--- BEGIN ---
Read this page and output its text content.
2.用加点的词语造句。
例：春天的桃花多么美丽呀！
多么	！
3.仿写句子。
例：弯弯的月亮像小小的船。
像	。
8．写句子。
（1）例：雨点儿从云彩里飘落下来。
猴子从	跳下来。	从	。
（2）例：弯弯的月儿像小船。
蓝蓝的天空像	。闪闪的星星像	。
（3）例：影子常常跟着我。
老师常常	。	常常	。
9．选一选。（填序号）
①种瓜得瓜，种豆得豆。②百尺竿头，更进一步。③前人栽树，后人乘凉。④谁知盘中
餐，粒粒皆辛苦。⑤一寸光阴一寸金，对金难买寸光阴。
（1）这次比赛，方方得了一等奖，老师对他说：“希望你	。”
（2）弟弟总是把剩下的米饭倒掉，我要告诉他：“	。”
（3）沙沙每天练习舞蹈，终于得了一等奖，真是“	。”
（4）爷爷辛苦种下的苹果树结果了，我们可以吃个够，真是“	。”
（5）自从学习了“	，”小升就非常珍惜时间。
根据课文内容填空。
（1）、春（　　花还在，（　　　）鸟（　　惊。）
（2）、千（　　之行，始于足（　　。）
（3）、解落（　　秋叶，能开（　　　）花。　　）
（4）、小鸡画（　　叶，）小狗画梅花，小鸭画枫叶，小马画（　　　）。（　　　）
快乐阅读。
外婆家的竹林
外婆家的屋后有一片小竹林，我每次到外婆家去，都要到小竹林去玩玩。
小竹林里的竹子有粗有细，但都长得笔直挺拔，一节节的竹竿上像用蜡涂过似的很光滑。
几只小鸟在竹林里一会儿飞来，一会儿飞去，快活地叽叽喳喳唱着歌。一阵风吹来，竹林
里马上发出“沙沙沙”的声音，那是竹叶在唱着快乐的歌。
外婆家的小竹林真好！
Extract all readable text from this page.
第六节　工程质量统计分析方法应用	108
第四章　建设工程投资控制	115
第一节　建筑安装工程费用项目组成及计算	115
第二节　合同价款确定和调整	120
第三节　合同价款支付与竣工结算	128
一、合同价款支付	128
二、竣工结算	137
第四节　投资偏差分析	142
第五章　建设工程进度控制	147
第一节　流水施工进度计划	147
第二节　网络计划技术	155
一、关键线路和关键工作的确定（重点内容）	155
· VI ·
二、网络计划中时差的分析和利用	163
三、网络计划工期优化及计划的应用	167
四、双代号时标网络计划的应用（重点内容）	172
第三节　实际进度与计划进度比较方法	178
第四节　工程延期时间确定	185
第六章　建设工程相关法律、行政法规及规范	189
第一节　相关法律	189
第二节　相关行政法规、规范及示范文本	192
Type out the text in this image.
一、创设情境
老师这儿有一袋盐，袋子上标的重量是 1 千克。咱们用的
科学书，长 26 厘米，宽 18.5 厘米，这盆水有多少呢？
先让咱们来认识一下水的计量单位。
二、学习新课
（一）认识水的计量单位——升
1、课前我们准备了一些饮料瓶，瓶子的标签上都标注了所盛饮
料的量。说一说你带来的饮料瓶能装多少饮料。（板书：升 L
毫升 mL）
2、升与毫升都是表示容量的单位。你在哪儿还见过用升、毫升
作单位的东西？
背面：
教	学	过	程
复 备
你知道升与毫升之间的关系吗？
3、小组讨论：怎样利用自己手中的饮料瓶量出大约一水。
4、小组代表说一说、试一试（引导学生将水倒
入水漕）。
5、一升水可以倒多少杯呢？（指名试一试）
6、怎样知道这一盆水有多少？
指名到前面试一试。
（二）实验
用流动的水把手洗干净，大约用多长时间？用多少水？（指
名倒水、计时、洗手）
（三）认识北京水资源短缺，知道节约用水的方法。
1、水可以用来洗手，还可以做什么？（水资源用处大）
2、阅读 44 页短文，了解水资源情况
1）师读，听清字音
--- END ---
• Aim of the task: From the material above, copy each line that includes the word "this".

• Final result:
Read this page and output its text content.
Extract all readable text from this page.
Type out the text in this image.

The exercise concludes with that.